> _WRITTEN REQUEST_: Return the lines below that carry the word "does".

> _ENTRIES SUPPLIED_:

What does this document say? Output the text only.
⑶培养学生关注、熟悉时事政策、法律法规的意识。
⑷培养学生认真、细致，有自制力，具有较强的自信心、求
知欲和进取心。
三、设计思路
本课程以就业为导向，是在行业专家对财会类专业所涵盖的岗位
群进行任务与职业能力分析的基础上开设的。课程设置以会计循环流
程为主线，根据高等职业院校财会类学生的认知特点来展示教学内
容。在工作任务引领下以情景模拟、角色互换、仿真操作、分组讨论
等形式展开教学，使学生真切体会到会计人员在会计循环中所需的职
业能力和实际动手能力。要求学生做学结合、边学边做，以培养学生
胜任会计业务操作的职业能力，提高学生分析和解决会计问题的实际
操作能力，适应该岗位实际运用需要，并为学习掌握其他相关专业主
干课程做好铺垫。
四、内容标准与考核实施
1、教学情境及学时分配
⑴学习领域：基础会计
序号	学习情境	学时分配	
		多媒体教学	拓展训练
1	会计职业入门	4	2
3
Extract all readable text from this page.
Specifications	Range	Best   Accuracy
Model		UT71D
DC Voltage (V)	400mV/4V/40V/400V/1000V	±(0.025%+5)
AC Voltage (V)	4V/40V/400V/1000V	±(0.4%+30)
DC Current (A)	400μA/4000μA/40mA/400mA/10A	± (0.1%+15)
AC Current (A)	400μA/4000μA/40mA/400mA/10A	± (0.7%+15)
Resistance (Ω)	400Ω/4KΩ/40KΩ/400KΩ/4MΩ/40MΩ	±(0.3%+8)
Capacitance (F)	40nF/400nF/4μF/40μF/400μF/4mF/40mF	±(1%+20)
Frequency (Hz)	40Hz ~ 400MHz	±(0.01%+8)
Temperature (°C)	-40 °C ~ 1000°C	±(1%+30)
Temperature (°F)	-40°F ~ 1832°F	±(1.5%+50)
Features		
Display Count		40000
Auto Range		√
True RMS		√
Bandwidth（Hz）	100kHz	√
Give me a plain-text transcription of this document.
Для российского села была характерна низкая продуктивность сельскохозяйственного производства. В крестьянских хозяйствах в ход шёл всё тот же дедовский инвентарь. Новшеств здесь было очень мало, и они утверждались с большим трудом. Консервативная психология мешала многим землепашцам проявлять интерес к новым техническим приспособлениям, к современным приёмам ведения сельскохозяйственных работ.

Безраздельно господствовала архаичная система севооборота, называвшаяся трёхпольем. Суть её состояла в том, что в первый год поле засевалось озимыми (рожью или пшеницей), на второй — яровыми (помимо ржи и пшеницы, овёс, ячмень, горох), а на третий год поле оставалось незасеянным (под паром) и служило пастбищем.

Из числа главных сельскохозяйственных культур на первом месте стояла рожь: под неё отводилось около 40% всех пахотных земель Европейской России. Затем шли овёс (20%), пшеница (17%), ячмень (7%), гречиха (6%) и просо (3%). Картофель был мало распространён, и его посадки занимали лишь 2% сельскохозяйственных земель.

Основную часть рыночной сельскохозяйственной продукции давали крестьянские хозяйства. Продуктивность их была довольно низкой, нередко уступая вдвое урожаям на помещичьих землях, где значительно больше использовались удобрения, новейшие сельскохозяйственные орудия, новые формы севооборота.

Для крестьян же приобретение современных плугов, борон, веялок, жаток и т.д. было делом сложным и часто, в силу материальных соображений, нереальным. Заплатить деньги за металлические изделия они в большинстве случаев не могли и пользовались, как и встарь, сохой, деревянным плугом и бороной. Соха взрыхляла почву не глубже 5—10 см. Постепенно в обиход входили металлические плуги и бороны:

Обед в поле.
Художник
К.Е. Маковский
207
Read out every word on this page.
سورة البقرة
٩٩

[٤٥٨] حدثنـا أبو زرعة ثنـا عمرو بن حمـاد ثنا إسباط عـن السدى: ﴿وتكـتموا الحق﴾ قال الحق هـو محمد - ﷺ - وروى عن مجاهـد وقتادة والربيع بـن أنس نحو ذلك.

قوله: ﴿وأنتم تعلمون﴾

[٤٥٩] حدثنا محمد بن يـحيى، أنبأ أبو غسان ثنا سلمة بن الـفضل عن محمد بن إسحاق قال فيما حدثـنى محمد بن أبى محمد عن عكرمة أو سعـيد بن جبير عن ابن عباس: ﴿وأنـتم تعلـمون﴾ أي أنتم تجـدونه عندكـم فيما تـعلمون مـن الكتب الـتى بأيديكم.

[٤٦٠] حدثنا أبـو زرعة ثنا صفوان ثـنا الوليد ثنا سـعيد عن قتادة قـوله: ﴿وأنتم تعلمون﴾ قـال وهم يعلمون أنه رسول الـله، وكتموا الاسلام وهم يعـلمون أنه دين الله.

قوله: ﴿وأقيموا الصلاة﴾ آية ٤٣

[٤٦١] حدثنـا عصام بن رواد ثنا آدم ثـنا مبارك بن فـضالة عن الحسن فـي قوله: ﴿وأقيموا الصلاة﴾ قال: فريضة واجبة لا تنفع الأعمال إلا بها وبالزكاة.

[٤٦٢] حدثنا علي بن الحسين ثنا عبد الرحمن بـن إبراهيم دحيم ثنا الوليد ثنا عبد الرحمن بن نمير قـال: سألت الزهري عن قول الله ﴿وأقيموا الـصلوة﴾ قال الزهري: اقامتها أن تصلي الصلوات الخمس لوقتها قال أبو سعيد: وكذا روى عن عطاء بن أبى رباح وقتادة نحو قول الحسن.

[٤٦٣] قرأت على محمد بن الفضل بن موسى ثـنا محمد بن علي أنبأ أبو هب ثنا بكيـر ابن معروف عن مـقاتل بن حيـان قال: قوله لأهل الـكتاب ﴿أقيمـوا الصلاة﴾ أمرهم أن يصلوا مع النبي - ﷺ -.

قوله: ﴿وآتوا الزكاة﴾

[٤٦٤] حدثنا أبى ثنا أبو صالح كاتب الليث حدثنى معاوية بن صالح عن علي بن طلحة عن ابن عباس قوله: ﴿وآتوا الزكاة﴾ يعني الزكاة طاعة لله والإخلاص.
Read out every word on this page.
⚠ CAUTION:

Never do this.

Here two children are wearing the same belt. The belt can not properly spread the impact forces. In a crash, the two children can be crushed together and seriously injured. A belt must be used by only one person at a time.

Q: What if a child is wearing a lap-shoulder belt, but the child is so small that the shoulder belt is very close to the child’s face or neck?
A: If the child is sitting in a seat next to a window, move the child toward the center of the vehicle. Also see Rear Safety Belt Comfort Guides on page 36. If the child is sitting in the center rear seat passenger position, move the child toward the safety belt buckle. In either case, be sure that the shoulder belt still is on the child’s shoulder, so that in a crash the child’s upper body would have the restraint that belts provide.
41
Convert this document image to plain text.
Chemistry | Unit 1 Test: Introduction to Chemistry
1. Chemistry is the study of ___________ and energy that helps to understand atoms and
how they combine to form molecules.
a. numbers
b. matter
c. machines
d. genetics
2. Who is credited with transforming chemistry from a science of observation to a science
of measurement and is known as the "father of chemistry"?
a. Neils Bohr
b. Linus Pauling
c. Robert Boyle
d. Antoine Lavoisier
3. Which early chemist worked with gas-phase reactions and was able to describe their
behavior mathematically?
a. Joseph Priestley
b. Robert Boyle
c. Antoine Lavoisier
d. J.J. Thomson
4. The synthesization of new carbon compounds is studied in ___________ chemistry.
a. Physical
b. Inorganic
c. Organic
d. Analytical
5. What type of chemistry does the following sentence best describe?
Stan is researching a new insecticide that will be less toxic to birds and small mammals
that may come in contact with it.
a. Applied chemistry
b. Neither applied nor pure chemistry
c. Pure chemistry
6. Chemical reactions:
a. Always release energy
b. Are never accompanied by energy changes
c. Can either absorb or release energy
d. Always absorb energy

> _WRITTEN SOLUTION_:
What does this document say? Output the text only.
5. What type of chemistry does the following sentence best describe?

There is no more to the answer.